DIRECTIONS FOR THIS TASK -
Leave out the pictures and reproduce all of the data exactly.

INPUT ROWS -
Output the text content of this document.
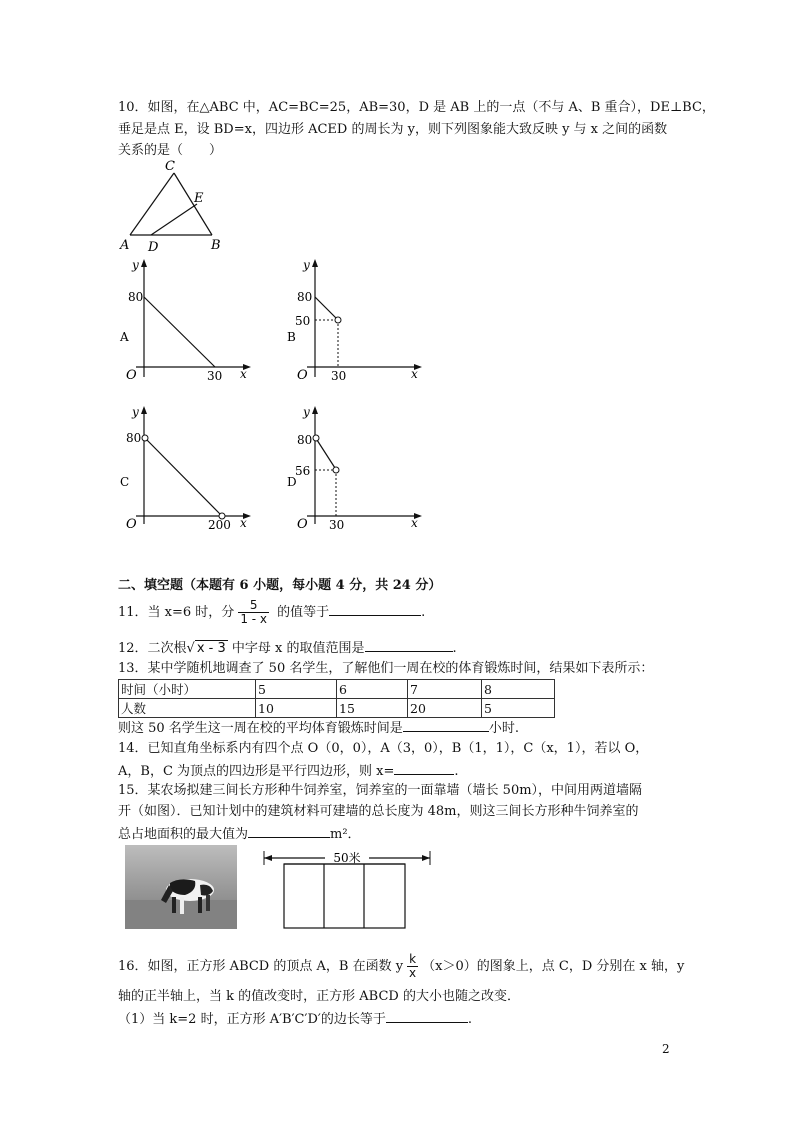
10．如图，在△ABC 中，AC=BC=25，AB=30，D 是 AB 上的一点（不与 A、B 重合），DE⊥BC，
垂足是点 E，设 BD=x，四边形 ACED 的周长为 y，则下列图象能大致反映 y 与 x 之间的函数
关系的是（　　）
C
E
A D	B
y
x
80
30
O
A
y
x
80
50
30
O
B
y
x
80
200
O
C
y
x
80
56
30
O
D
二、填空题（本题有 6 小题，每小题 4 分，共 24 分）
11．当 x=6 时，分 $\frac{5}{1 - x}$ 的值等于	.
12．二次根√ x - 3 中字母 x 的取值范围是	.
13．某中学随机地调查了 50 名学生，了解他们一周在校的体育锻炼时间，结果如下表所示：
时间（小时）	5	6	7	8
人数	10	15	20	5
则这 50 名学生这一周在校的平均体育锻炼时间是	小时.
14．已知直角坐标系内有四个点 O（0，0），A（3，0），B（1，1），C（x，1），若以 O，
A，B，C 为顶点的四边形是平行四边形，则 x=	.
15．某农场拟建三间长方形种牛饲养室，饲养室的一面靠墙（墙长 50m），中间用两道墙隔
开（如图）．已知计划中的建筑材料可建墙的总长度为 48m，则这三间长方形种牛饲养室的
总占地面积的最大值为	m²．
50米
16．如图，正方形 ABCD 的顶点 A，B 在函数 y $\frac{k}{x} (x>0)$的图象上，点 C，D 分别在 x 轴，y
轴的正半轴上，当 k 的值改变时，正方形 ABCD 的大小也随之改变．
（1）当 k=2 时，正方形 A′B′C′D′的边长等于	.
2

THE RESPONSE -
Output the text content of this document.
10．如图，在△ABC 中，AC=BC=25，AB=30，D 是 AB 上的一点（不与 A、B 重合），DE⊥BC，
垂足是点 E，设 BD=x，四边形 ACED 的周长为 y，则下列图象能大致反映 y 与 x 之间的函数
关系的是（　　）
C
E
A D	B
y
x
80
30
O
A
y
x
80
50
30
O
B
y
x
80
200
O
C
y
x
80
56
30
O
D
二、填空题（本题有 6 小题，每小题 4 分，共 24 分）
11．当 x=6 时，分 $\frac{5}{1 - x}$ 的值等于	.
12．二次根√ x - 3 中字母 x 的取值范围是	.
13．某中学随机地调查了 50 名学生，了解他们一周在校的体育锻炼时间，结果如下表所示：
时间（小时）	5	6	7	8
人数	10	15	20	5
则这 50 名学生这一周在校的平均体育锻炼时间是	小时.
14．已知直角坐标系内有四个点 O（0，0），A（3，0），B（1，1），C（x，1），若以 O，
A，B，C 为顶点的四边形是平行四边形，则 x=	.
15．某农场拟建三间长方形种牛饲养室，饲养室的一面靠墙（墙长 50m），中间用两道墙隔
开（如图）．已知计划中的建筑材料可建墙的总长度为 48m，则这三间长方形种牛饲养室的
总占地面积的最大值为	m²．
50米
16．如图，正方形 ABCD 的顶点 A，B 在函数 y $\frac{k}{x} (x>0)$的图象上，点 C，D 分别在 x 轴，y
轴的正半轴上，当 k 的值改变时，正方形 ABCD 的大小也随之改变．
（1）当 k=2 时，正方形 A′B′C′D′的边长等于	.
2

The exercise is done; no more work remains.